Objective –
Each entry below should be written out exactly as it is, with no pictures.

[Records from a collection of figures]
>> Begin

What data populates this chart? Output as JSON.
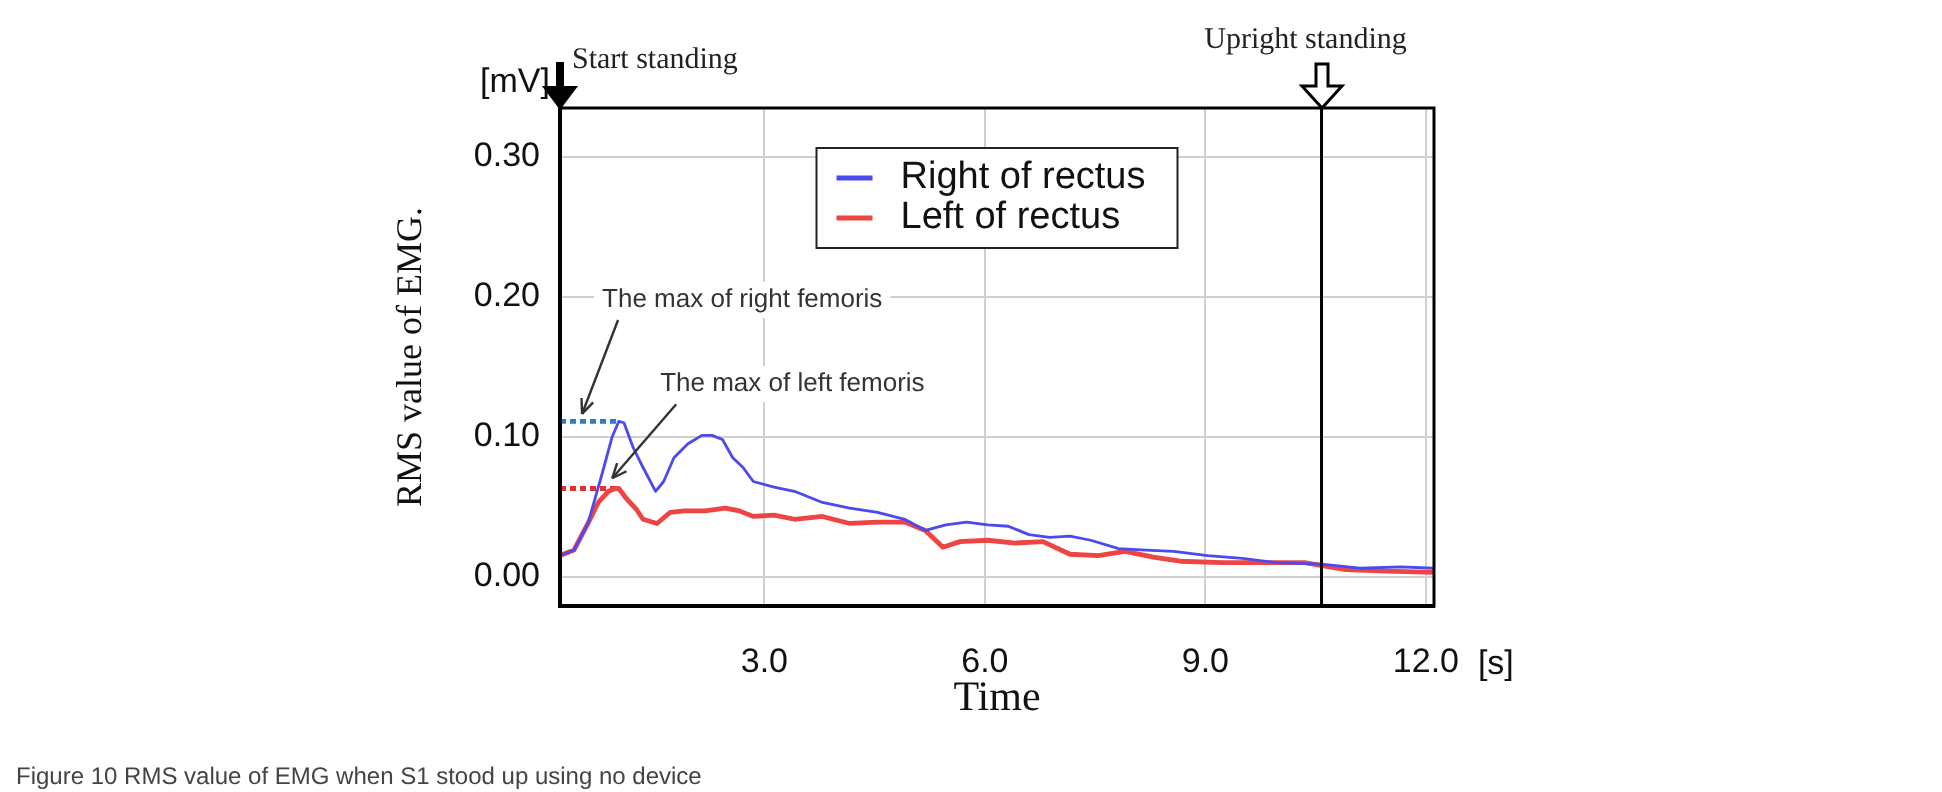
{
  "chart_data": {
    "type": "line",
    "xlabel": "Time",
    "ylabel": "RMS value of EMG.",
    "xlim": [
      0.22,
      12.11
    ],
    "ylim": [
      -0.021,
      0.335
    ],
    "xticks": [
      {
        "value": 3,
        "label": "3.0"
      },
      {
        "value": 6,
        "label": "6.0"
      },
      {
        "value": 9,
        "label": "9.0"
      },
      {
        "value": 12,
        "label": "12.0"
      }
    ],
    "yticks": [
      {
        "value": 0,
        "label": "0.00"
      },
      {
        "value": 0.1,
        "label": "0.10"
      },
      {
        "value": 0.2,
        "label": "0.20"
      },
      {
        "value": 0.3,
        "label": "0.30"
      }
    ],
    "grid": true,
    "legend": "top",
    "line_style": "solid",
    "marker": "none",
    "series": [
      {
        "name": "Right of rectus",
        "color": "#4a4aee",
        "x": [
          0.22,
          0.41,
          0.6,
          0.79,
          0.93,
          1.02,
          1.09,
          1.21,
          1.35,
          1.52,
          1.63,
          1.77,
          1.96,
          2.15,
          2.29,
          2.43,
          2.57,
          2.71,
          2.85,
          3.13,
          3.41,
          3.79,
          4.16,
          4.54,
          4.91,
          5.19,
          5.47,
          5.75,
          6.04,
          6.32,
          6.6,
          6.88,
          7.16,
          7.44,
          7.82,
          8.19,
          8.57,
          9.03,
          9.5,
          9.97,
          10.58,
          11.1,
          11.66,
          12.11
        ],
        "values": [
          0.015,
          0.019,
          0.038,
          0.073,
          0.1,
          0.111,
          0.11,
          0.093,
          0.078,
          0.061,
          0.068,
          0.085,
          0.095,
          0.101,
          0.101,
          0.098,
          0.085,
          0.078,
          0.068,
          0.064,
          0.061,
          0.053,
          0.049,
          0.046,
          0.041,
          0.033,
          0.037,
          0.039,
          0.037,
          0.036,
          0.03,
          0.028,
          0.029,
          0.026,
          0.02,
          0.019,
          0.018,
          0.015,
          0.013,
          0.01,
          0.009,
          0.006,
          0.007,
          0.006
        ]
      },
      {
        "name": "Left of rectus",
        "color": "#ee4444",
        "x": [
          0.22,
          0.41,
          0.6,
          0.74,
          0.88,
          0.97,
          1.02,
          1.12,
          1.26,
          1.35,
          1.54,
          1.72,
          1.91,
          2.19,
          2.47,
          2.66,
          2.85,
          3.13,
          3.41,
          3.79,
          4.16,
          4.54,
          4.91,
          5.19,
          5.43,
          5.66,
          6.04,
          6.41,
          6.79,
          7.16,
          7.54,
          7.91,
          8.29,
          8.66,
          9.22,
          9.78,
          10.35,
          10.91,
          11.47,
          12.11
        ],
        "values": [
          0.015,
          0.019,
          0.038,
          0.053,
          0.061,
          0.063,
          0.063,
          0.056,
          0.048,
          0.041,
          0.038,
          0.046,
          0.047,
          0.047,
          0.049,
          0.047,
          0.043,
          0.044,
          0.041,
          0.043,
          0.038,
          0.039,
          0.039,
          0.033,
          0.021,
          0.025,
          0.026,
          0.024,
          0.025,
          0.016,
          0.015,
          0.018,
          0.014,
          0.011,
          0.01,
          0.01,
          0.01,
          0.005,
          0.004,
          0.003
        ]
      },
      {
        "color": "#2a7fc0",
        "line_style": "dashed",
        "x": [
          0.22,
          1.02
        ],
        "values": [
          0.111,
          0.111
        ]
      },
      {
        "color": "#e03030",
        "line_style": "dashed",
        "x": [
          0.22,
          1.02
        ],
        "values": [
          0.063,
          0.063
        ]
      }
    ],
    "ref_lines": [
      {
        "axis": "x",
        "value": 0.22,
        "label": "Start standing",
        "color": "#000000"
      },
      {
        "axis": "x",
        "value": 10.58,
        "label": "Upright standing",
        "color": "#000000"
      }
    ],
    "annotations": [
      {
        "text": "The max of right femoris",
        "x": 0.52,
        "y": 0.112
      },
      {
        "text": "The max of left femoris",
        "x": 0.93,
        "y": 0.066
      },
      "[mV]",
      "[s]",
      "Figure 10 RMS value of EMG when S1 stood up using no device"
    ]
  }
}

>> End

The result –
What data populates this chart? Output as JSON.
{
  "chart_data": {
    "type": "line",
    "xlabel": "Time",
    "ylabel": "RMS value of EMG.",
    "xlim": [
      0.22,
      12.11
    ],
    "ylim": [
      -0.021,
      0.335
    ],
    "xticks": [
      {
        "value": 3,
        "label": "3.0"
      },
      {
        "value": 6,
        "label": "6.0"
      },
      {
        "value": 9,
        "label": "9.0"
      },
      {
        "value": 12,
        "label": "12.0"
      }
    ],
    "yticks": [
      {
        "value": 0,
        "label": "0.00"
      },
      {
        "value": 0.1,
        "label": "0.10"
      },
      {
        "value": 0.2,
        "label": "0.20"
      },
      {
        "value": 0.3,
        "label": "0.30"
      }
    ],
    "grid": true,
    "legend": "top",
    "line_style": "solid",
    "marker": "none",
    "series": [
      {
        "name": "Right of rectus",
        "color": "#4a4aee",
        "x": [
          0.22,
          0.41,
          0.6,
          0.79,
          0.93,
          1.02,
          1.09,
          1.21,
          1.35,
          1.52,
          1.63,
          1.77,
          1.96,
          2.15,
          2.29,
          2.43,
          2.57,
          2.71,
          2.85,
          3.13,
          3.41,
          3.79,
          4.16,
          4.54,
          4.91,
          5.19,
          5.47,
          5.75,
          6.04,
          6.32,
          6.6,
          6.88,
          7.16,
          7.44,
          7.82,
          8.19,
          8.57,
          9.03,
          9.5,
          9.97,
          10.58,
          11.1,
          11.66,
          12.11
        ],
        "values": [
          0.015,
          0.019,
          0.038,
          0.073,
          0.1,
          0.111,
          0.11,
          0.093,
          0.078,
          0.061,
          0.068,
          0.085,
          0.095,
          0.101,
          0.101,
          0.098,
          0.085,
          0.078,
          0.068,
          0.064,
          0.061,
          0.053,
          0.049,
          0.046,
          0.041,
          0.033,
          0.037,
          0.039,
          0.037,
          0.036,
          0.03,
          0.028,
          0.029,
          0.026,
          0.02,
          0.019,
          0.018,
          0.015,
          0.013,
          0.01,
          0.009,
          0.006,
          0.007,
          0.006
        ]
      },
      {
        "name": "Left of rectus",
        "color": "#ee4444",
        "x": [
          0.22,
          0.41,
          0.6,
          0.74,
          0.88,
          0.97,
          1.02,
          1.12,
          1.26,
          1.35,
          1.54,
          1.72,
          1.91,
          2.19,
          2.47,
          2.66,
          2.85,
          3.13,
          3.41,
          3.79,
          4.16,
          4.54,
          4.91,
          5.19,
          5.43,
          5.66,
          6.04,
          6.41,
          6.79,
          7.16,
          7.54,
          7.91,
          8.29,
          8.66,
          9.22,
          9.78,
          10.35,
          10.91,
          11.47,
          12.11
        ],
        "values": [
          0.015,
          0.019,
          0.038,
          0.053,
          0.061,
          0.063,
          0.063,
          0.056,
          0.048,
          0.041,
          0.038,
          0.046,
          0.047,
          0.047,
          0.049,
          0.047,
          0.043,
          0.044,
          0.041,
          0.043,
          0.038,
          0.039,
          0.039,
          0.033,
          0.021,
          0.025,
          0.026,
          0.024,
          0.025,
          0.016,
          0.015,
          0.018,
          0.014,
          0.011,
          0.01,
          0.01,
          0.01,
          0.005,
          0.004,
          0.003
        ]
      },
      {
        "color": "#2a7fc0",
        "line_style": "dashed",
        "x": [
          0.22,
          1.02
        ],
        "values": [
          0.111,
          0.111
        ]
      },
      {
        "color": "#e03030",
        "line_style": "dashed",
        "x": [
          0.22,
          1.02
        ],
        "values": [
          0.063,
          0.063
        ]
      }
    ],
    "ref_lines": [
      {
        "axis": "x",
        "value": 0.22,
        "label": "Start standing",
        "color": "#000000"
      },
      {
        "axis": "x",
        "value": 10.58,
        "label": "Upright standing",
        "color": "#000000"
      }
    ],
    "annotations": [
      {
        "text": "The max of right femoris",
        "x": 0.52,
        "y": 0.112
      },
      {
        "text": "The max of left femoris",
        "x": 0.93,
        "y": 0.066
      },
      "[mV]",
      "[s]",
      "Figure 10 RMS value of EMG when S1 stood up using no device"
    ]
  }
}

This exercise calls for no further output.